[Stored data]

## begin

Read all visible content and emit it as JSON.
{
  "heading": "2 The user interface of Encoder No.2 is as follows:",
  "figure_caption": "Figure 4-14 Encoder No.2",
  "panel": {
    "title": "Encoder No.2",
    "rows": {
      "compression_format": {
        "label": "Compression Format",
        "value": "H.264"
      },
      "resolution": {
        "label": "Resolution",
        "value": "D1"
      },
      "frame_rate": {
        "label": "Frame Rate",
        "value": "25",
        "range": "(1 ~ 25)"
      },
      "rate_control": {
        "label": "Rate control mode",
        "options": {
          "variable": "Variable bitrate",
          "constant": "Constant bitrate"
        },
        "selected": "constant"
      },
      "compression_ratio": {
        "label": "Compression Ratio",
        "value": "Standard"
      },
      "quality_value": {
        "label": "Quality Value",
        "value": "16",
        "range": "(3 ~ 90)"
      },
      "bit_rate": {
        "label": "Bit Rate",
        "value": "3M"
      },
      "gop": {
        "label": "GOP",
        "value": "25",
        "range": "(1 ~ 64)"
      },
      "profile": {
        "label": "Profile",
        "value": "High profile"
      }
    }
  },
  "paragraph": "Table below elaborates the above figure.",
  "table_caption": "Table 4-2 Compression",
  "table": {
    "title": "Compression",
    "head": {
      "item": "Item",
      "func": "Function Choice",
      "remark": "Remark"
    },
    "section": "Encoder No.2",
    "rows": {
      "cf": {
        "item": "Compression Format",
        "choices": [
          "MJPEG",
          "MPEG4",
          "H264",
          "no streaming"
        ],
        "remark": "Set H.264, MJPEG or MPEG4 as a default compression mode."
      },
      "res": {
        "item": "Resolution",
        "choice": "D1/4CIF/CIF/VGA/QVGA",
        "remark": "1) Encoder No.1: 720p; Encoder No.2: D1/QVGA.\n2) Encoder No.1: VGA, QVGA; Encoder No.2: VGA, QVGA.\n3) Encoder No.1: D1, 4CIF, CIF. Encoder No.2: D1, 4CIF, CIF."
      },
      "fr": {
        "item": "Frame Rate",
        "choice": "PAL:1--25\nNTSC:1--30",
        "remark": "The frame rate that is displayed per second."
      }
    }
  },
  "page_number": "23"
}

## end

### Work to complete
Repeat every line of the records above exactly.

### Reply to the exercise
Read all visible content and emit it as JSON.
{
  "heading": "2 The user interface of Encoder No.2 is as follows:",
  "figure_caption": "Figure 4-14 Encoder No.2",
  "panel": {
    "title": "Encoder No.2",
    "rows": {
      "compression_format": {
        "label": "Compression Format",
        "value": "H.264"
      },
      "resolution": {
        "label": "Resolution",
        "value": "D1"
      },
      "frame_rate": {
        "label": "Frame Rate",
        "value": "25",
        "range": "(1 ~ 25)"
      },
      "rate_control": {
        "label": "Rate control mode",
        "options": {
          "variable": "Variable bitrate",
          "constant": "Constant bitrate"
        },
        "selected": "constant"
      },
      "compression_ratio": {
        "label": "Compression Ratio",
        "value": "Standard"
      },
      "quality_value": {
        "label": "Quality Value",
        "value": "16",
        "range": "(3 ~ 90)"
      },
      "bit_rate": {
        "label": "Bit Rate",
        "value": "3M"
      },
      "gop": {
        "label": "GOP",
        "value": "25",
        "range": "(1 ~ 64)"
      },
      "profile": {
        "label": "Profile",
        "value": "High profile"
      }
    }
  },
  "paragraph": "Table below elaborates the above figure.",
  "table_caption": "Table 4-2 Compression",
  "table": {
    "title": "Compression",
    "head": {
      "item": "Item",
      "func": "Function Choice",
      "remark": "Remark"
    },
    "section": "Encoder No.2",
    "rows": {
      "cf": {
        "item": "Compression Format",
        "choices": [
          "MJPEG",
          "MPEG4",
          "H264",
          "no streaming"
        ],
        "remark": "Set H.264, MJPEG or MPEG4 as a default compression mode."
      },
      "res": {
        "item": "Resolution",
        "choice": "D1/4CIF/CIF/VGA/QVGA",
        "remark": "1) Encoder No.1: 720p; Encoder No.2: D1/QVGA.\n2) Encoder No.1: VGA, QVGA; Encoder No.2: VGA, QVGA.\n3) Encoder No.1: D1, 4CIF, CIF. Encoder No.2: D1, 4CIF, CIF."
      },
      "fr": {
        "item": "Frame Rate",
        "choice": "PAL:1--25\nNTSC:1--30",
        "remark": "The frame rate that is displayed per second."
      }
    }
  },
  "page_number": "23"
}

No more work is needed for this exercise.